## Exercise brief
Leave out every picture, and return exactly the lines from the line containing "Output the text content of this document." through the end of the records below, both inclusive.

= = = = =

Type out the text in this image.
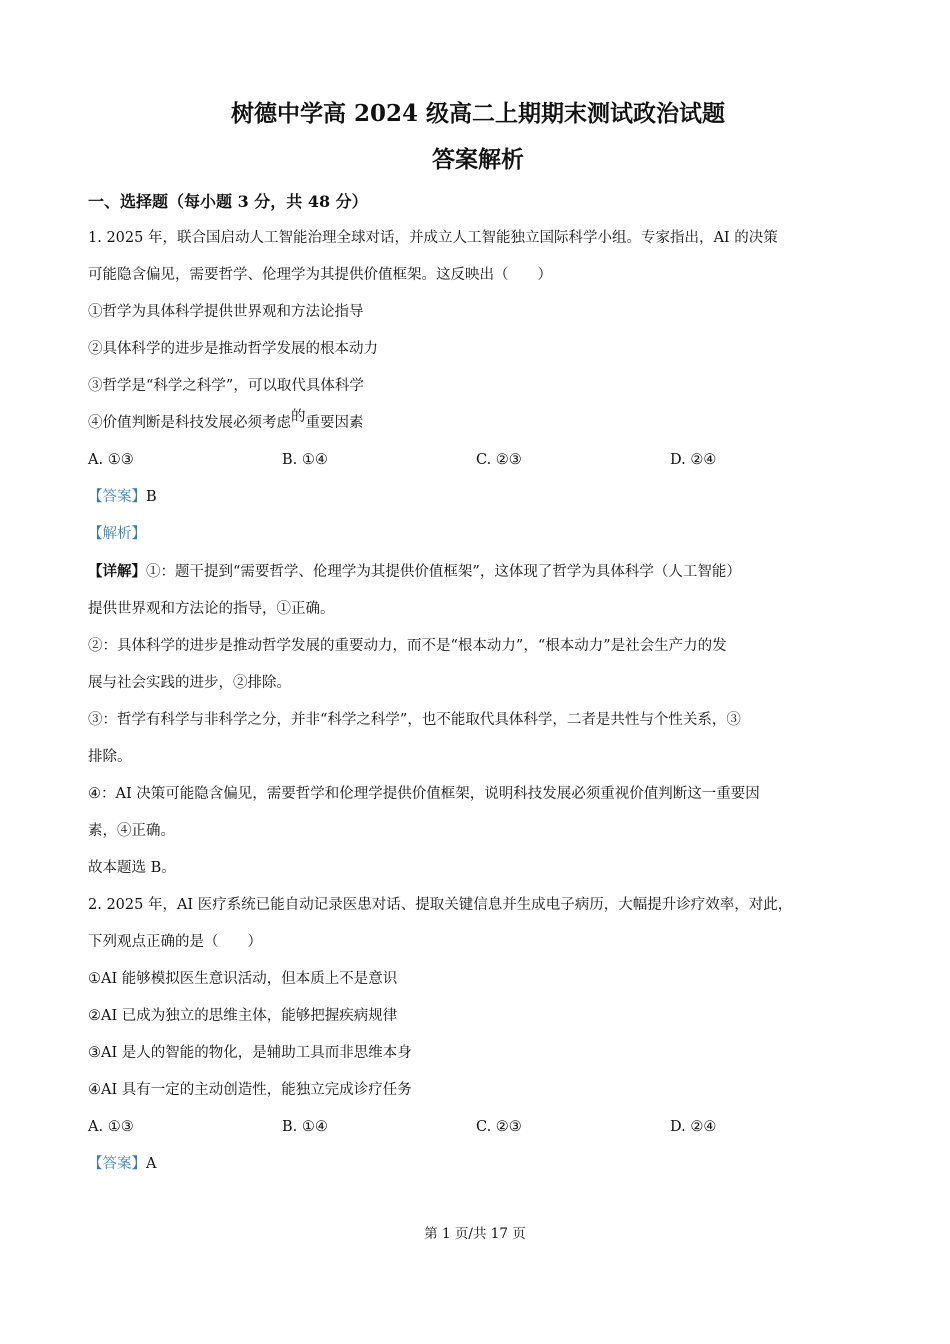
树德中学高 2024 级高二上期期末测试政治试题
答案解析

一、选择题（每小题 3 分，共 48 分）

1. 2025 年，联合国启动人工智能治理全球对话，并成立人工智能独立国际科学小组。专家指出，AI 的决策

可能隐含偏见，需要哲学、伦理学为其提供价值框架。这反映出（　　）

①哲学为具体科学提供世界观和方法论指导

②具体科学的进步是推动哲学发展的根本动力

③哲学是“科学之科学”，可以取代具体科学

④价值判断是科技发展必须考虑的重要因素

A. ①③	B. ①④	C. ②③	D. ②④

【答案】B

【解析】

【详解】①：题干提到“需要哲学、伦理学为其提供价值框架”，这体现了哲学为具体科学（人工智能）

提供世界观和方法论的指导，①正确。

②：具体科学的进步是推动哲学发展的重要动力，而不是“根本动力”，“根本动力”是社会生产力的发

展与社会实践的进步，②排除。

③：哲学有科学与非科学之分，并非“科学之科学”，也不能取代具体科学，二者是共性与个性关系，③

排除。

④：AI 决策可能隐含偏见，需要哲学和伦理学提供价值框架，说明科技发展必须重视价值判断这一重要因

素，④正确。

故本题选 B。

2. 2025 年，AI 医疗系统已能自动记录医患对话、提取关键信息并生成电子病历，大幅提升诊疗效率，对此，

下列观点正确的是（　　）

①AI 能够模拟医生意识活动，但本质上不是意识

②AI 已成为独立的思维主体，能够把握疾病规律

③AI 是人的智能的物化，是辅助工具而非思维本身

④AI 具有一定的主动创造性，能独立完成诊疗任务

A. ①③	B. ①④	C. ②③	D. ②④

【答案】A

第 1 页/共 17 页
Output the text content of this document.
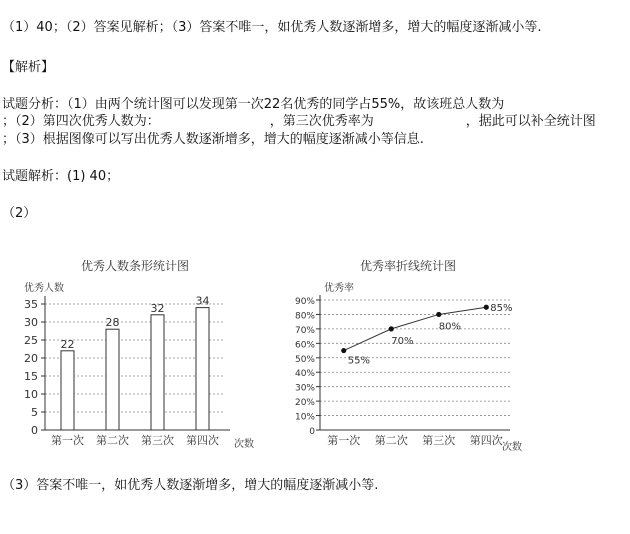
（1）40；（2）答案见解析；（3）答案不唯一，如优秀人数逐渐增多，增大的幅度逐渐减小等.
【解析】
试题分析：（1）由两个统计图可以发现第一次22名优秀的同学占55%，故该班总人数为
；（2）第四次优秀人数为：	，第三次优秀率为	，据此可以补全统计图
；（3）根据图像可以写出优秀人数逐渐增多，增大的幅度逐渐减小等信息.
试题解析：(1) 40；
（2）
优秀人数条形统计图
优秀人数
0
5
10
15
20
25
30
35
22
第一次
28
第二次
32
第三次
34
第四次 次数
优秀率折线统计图
优秀率
0
10%
20%
30%
40%
50%
60%
70%
80%
90%
55%
第一次
70%
第二次
80%
第三次
85%
第四次
次数
（3）答案不唯一，如优秀人数逐渐增多，增大的幅度逐渐减小等.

= = = = =

## Written solution
Output the text content of this document.
（1）40；（2）答案见解析；（3）答案不唯一，如优秀人数逐渐增多，增大的幅度逐渐减小等.
【解析】
试题分析：（1）由两个统计图可以发现第一次22名优秀的同学占55%，故该班总人数为
；（2）第四次优秀人数为：	，第三次优秀率为	，据此可以补全统计图
；（3）根据图像可以写出优秀人数逐渐增多，增大的幅度逐渐减小等信息.
试题解析：(1) 40；
（2）
优秀人数条形统计图
优秀人数
0
5
10
15
20
25
30
35
22
第一次
28
第二次
32
第三次
34
第四次 次数
优秀率折线统计图
优秀率
0
10%
20%
30%
40%
50%
60%
70%
80%
90%
55%
第一次
70%
第二次
80%
第三次
85%
第四次
次数
（3）答案不唯一，如优秀人数逐渐增多，增大的幅度逐渐减小等.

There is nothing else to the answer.